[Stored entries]
§ §

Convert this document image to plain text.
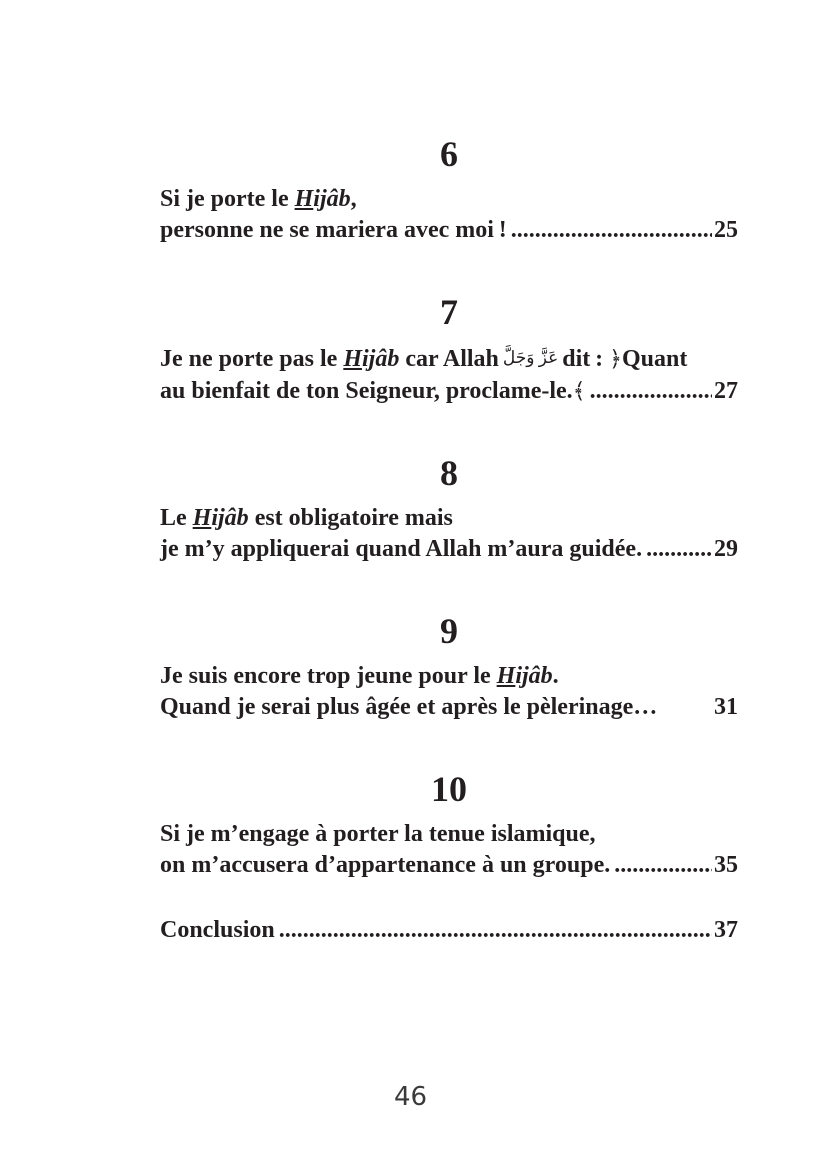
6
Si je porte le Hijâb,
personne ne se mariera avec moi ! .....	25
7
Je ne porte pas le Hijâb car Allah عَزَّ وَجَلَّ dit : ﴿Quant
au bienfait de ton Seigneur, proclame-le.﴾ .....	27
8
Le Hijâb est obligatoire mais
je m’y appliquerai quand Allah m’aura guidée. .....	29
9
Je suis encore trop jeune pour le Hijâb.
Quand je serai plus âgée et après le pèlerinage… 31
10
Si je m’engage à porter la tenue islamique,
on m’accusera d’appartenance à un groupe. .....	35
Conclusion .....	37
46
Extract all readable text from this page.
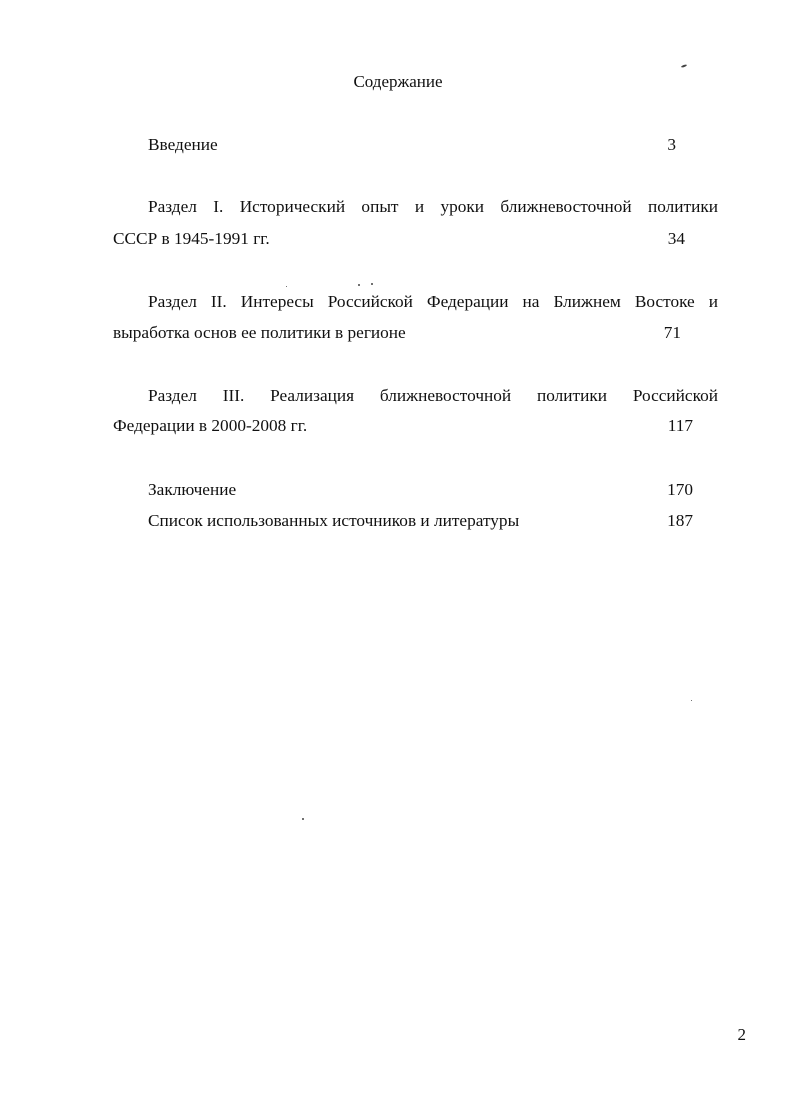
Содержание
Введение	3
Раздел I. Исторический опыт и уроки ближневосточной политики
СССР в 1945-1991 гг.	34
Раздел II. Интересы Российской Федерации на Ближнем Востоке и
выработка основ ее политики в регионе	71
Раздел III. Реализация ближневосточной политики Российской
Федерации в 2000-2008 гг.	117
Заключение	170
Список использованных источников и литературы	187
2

§ §

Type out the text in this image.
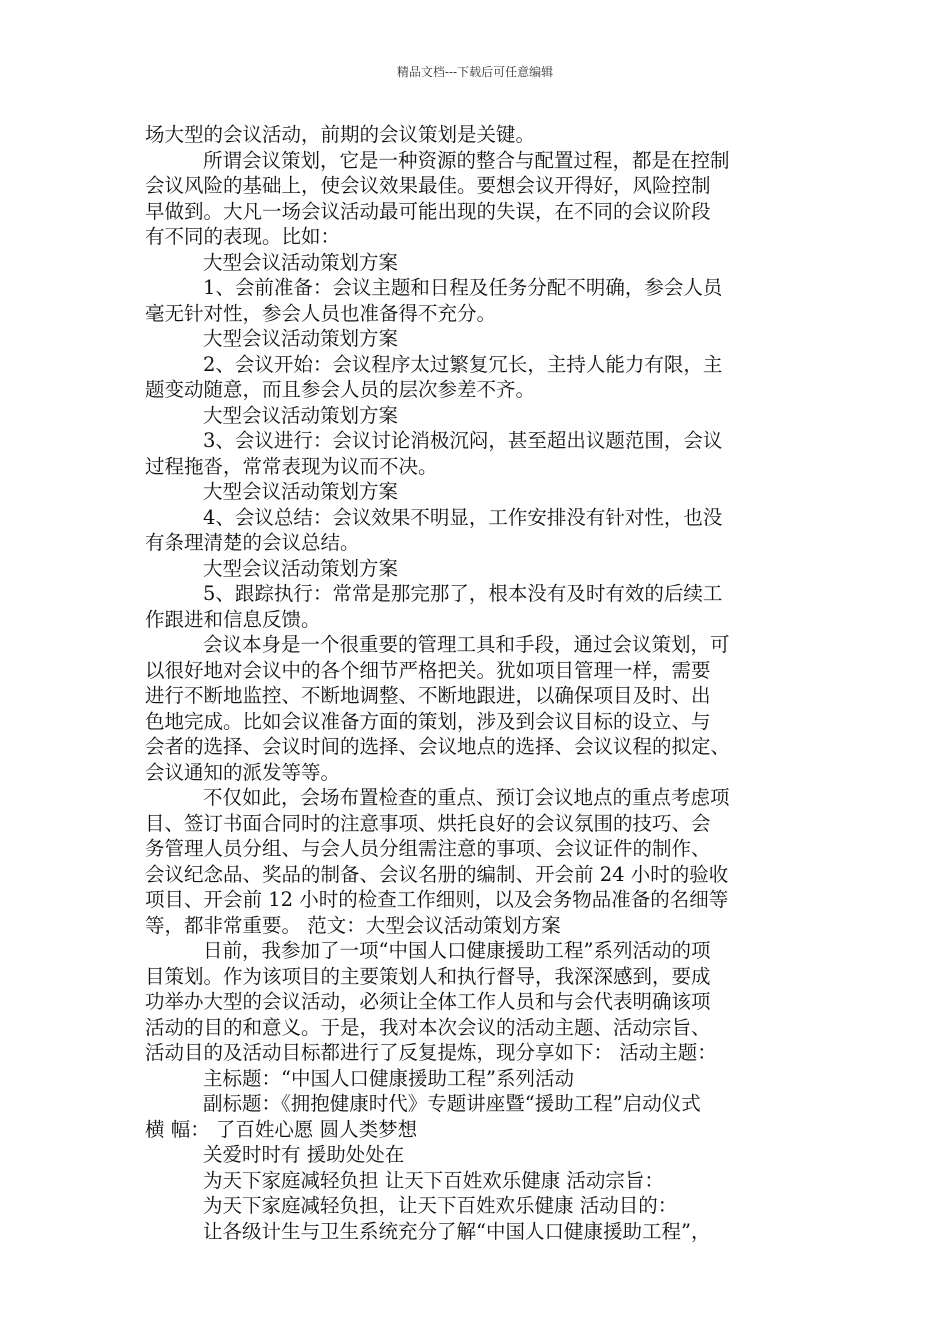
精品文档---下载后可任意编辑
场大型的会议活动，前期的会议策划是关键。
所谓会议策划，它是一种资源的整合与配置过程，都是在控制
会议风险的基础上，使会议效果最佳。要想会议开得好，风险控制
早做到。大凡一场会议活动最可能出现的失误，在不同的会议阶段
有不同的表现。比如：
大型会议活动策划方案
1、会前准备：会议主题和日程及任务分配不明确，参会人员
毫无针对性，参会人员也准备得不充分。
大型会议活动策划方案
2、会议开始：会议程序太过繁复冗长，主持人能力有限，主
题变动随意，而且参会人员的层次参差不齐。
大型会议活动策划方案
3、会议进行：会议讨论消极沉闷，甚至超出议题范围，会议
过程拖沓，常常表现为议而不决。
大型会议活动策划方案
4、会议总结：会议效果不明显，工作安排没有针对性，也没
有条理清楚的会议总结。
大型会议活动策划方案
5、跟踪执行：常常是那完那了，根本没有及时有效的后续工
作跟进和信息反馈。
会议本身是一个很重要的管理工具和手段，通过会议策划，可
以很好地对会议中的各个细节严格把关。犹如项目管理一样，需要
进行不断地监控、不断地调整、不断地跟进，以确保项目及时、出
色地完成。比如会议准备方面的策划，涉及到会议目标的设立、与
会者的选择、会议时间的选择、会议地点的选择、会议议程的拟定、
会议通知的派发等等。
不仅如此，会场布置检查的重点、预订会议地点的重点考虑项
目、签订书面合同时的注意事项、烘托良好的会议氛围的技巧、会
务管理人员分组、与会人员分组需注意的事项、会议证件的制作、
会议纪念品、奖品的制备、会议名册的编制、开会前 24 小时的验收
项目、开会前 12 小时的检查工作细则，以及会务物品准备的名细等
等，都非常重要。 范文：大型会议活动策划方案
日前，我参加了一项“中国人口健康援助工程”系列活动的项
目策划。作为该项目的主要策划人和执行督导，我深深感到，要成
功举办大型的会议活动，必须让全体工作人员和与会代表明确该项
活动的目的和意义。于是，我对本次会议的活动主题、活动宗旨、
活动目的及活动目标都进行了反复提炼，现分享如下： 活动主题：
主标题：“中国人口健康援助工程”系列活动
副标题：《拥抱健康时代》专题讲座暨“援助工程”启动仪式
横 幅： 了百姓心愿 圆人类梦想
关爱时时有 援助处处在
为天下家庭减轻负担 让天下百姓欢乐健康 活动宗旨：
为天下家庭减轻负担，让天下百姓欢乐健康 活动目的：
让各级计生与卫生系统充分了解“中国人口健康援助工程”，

§ §

--- What is needed ---
Write out every line of the preceding listing that contains "text".

--- Finished task ---
Convert this document image to plain text.
Extract all readable text from this page.
Type out the text in this image.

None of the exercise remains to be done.